Instructions for the task: Work out the count of lines in the listing below that include "November". Give that count alone.

Exercise data:
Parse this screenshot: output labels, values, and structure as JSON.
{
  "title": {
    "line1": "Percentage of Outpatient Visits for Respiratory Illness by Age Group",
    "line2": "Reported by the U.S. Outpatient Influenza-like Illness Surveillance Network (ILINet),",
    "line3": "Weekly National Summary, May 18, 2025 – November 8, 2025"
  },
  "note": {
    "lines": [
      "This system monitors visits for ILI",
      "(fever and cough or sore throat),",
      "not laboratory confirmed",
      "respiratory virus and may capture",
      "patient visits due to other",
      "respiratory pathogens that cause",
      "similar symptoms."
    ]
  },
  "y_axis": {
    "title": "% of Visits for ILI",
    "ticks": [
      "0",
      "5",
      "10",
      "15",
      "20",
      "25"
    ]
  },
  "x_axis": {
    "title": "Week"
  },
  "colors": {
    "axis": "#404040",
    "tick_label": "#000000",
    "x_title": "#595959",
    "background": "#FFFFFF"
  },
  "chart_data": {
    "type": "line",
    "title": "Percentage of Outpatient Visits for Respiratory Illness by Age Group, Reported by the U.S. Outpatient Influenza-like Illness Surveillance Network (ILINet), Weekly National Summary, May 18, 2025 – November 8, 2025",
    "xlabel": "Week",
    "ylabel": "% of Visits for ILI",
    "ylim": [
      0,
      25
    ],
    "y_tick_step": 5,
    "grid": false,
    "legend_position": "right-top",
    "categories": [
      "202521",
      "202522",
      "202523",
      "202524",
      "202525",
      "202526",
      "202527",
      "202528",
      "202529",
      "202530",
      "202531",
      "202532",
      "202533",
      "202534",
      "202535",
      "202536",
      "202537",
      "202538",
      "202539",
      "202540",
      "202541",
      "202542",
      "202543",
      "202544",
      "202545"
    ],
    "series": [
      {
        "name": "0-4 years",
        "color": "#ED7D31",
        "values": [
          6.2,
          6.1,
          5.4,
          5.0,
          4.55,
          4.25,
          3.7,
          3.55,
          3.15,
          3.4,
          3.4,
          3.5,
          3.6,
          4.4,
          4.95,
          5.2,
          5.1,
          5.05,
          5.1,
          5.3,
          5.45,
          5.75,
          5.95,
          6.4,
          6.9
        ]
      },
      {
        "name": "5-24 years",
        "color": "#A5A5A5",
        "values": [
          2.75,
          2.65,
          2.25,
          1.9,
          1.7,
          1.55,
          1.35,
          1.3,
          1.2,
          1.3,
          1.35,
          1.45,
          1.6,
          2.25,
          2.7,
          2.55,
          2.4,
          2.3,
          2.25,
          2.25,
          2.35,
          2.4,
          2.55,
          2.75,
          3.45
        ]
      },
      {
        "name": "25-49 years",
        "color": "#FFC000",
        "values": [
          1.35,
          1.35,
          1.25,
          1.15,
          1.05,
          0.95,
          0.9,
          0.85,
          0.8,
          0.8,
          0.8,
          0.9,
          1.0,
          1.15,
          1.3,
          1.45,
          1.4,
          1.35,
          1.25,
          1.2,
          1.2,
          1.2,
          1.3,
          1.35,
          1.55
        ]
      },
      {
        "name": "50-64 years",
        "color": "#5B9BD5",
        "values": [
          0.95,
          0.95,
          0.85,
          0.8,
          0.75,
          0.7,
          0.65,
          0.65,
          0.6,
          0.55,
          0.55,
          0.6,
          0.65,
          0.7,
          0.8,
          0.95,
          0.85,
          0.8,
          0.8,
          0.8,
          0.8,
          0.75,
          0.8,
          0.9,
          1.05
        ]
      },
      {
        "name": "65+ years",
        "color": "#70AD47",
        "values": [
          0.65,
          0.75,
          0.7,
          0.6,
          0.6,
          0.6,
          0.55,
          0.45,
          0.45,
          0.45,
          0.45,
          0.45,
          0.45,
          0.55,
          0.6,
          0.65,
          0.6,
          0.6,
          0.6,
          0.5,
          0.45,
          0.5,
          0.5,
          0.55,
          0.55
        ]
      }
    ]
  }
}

Response to the task: 2